### Set exercise
Repeat the material below exactly, with no pictures.
*** Listed records ***
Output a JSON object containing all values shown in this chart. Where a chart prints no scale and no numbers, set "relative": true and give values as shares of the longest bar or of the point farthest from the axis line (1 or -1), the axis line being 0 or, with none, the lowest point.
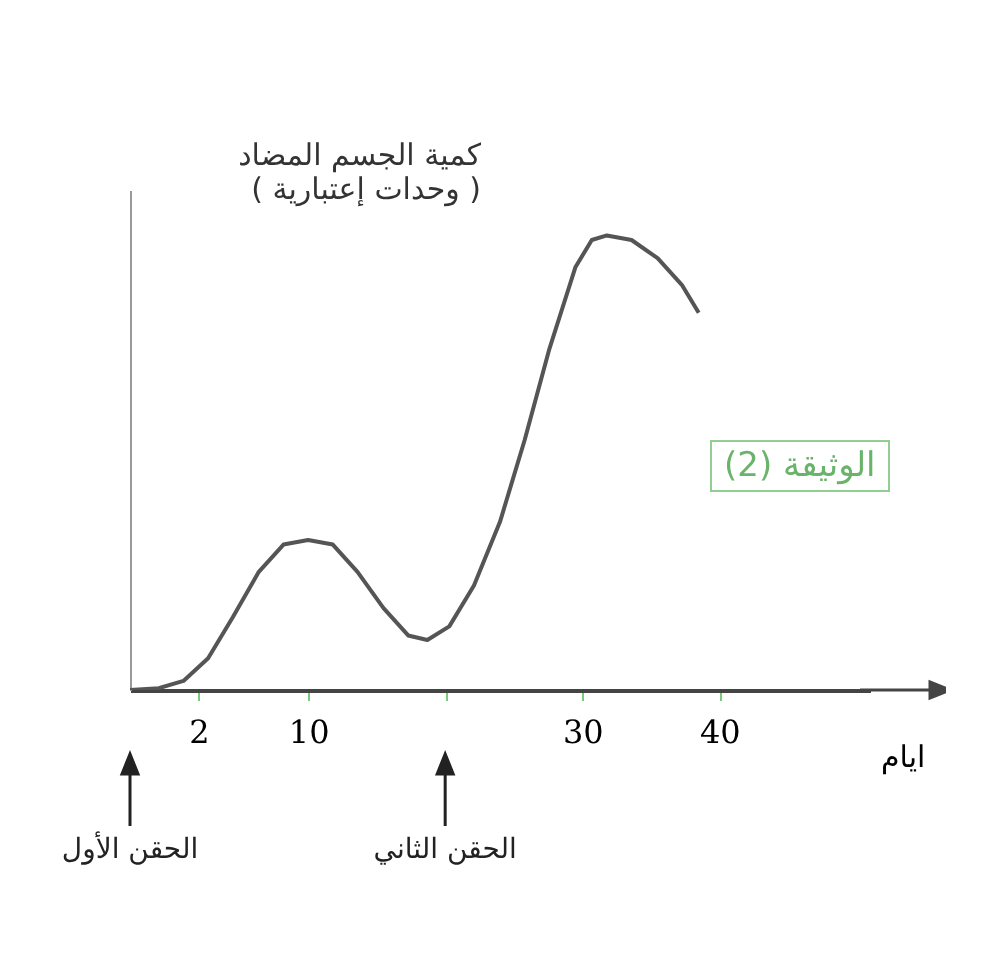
{
  "chart_data": {
    "type": "line",
    "relative": true,
    "xlabel": "ايام",
    "ylabel": "كمية الجسم المضاد\n( وحدات إعتبارية )",
    "xlim": [
      -3,
      51
    ],
    "xticks": [
      2,
      10,
      {
        "value": 20,
        "label": null
      },
      30,
      40
    ],
    "series": [
      {
        "color": "#555555",
        "x": [
          -3,
          -0.9,
          0.9,
          2.7,
          4.5,
          6.4,
          8.2,
          10,
          11.8,
          13.6,
          15.5,
          17.3,
          18.7,
          20.3,
          22.1,
          24,
          25.8,
          27.6,
          29.5,
          30.7,
          31.8,
          33.6,
          35.5,
          37.3,
          38.5
        ],
        "values": [
          0,
          0.004,
          0.02,
          0.07,
          0.16,
          0.26,
          0.32,
          0.33,
          0.32,
          0.26,
          0.18,
          0.12,
          0.11,
          0.14,
          0.23,
          0.37,
          0.55,
          0.75,
          0.93,
          0.99,
          1,
          0.99,
          0.95,
          0.89,
          0.83
        ]
      }
    ],
    "annotations": [
      "الوثيقة (2)",
      "الحقن الثاني",
      "الحقن الأول"
    ],
    "grid": false,
    "marker": "none",
    "line_style": "solid"
  }
}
***
### Task output
Output a JSON object containing all values shown in this chart. Where a chart prints no scale and no numbers, set "relative": true and give values as shares of the longest bar or of the point farthest from the axis line (1 or -1), the axis line being 0 or, with none, the lowest point.
{
  "chart_data": {
    "type": "line",
    "relative": true,
    "xlabel": "ايام",
    "ylabel": "كمية الجسم المضاد\n( وحدات إعتبارية )",
    "xlim": [
      -3,
      51
    ],
    "xticks": [
      2,
      10,
      {
        "value": 20,
        "label": null
      },
      30,
      40
    ],
    "series": [
      {
        "color": "#555555",
        "x": [
          -3,
          -0.9,
          0.9,
          2.7,
          4.5,
          6.4,
          8.2,
          10,
          11.8,
          13.6,
          15.5,
          17.3,
          18.7,
          20.3,
          22.1,
          24,
          25.8,
          27.6,
          29.5,
          30.7,
          31.8,
          33.6,
          35.5,
          37.3,
          38.5
        ],
        "values": [
          0,
          0.004,
          0.02,
          0.07,
          0.16,
          0.26,
          0.32,
          0.33,
          0.32,
          0.26,
          0.18,
          0.12,
          0.11,
          0.14,
          0.23,
          0.37,
          0.55,
          0.75,
          0.93,
          0.99,
          1,
          0.99,
          0.95,
          0.89,
          0.83
        ]
      }
    ],
    "annotations": [
      "الوثيقة (2)",
      "الحقن الثاني",
      "الحقن الأول"
    ],
    "grid": false,
    "marker": "none",
    "line_style": "solid"
  }
}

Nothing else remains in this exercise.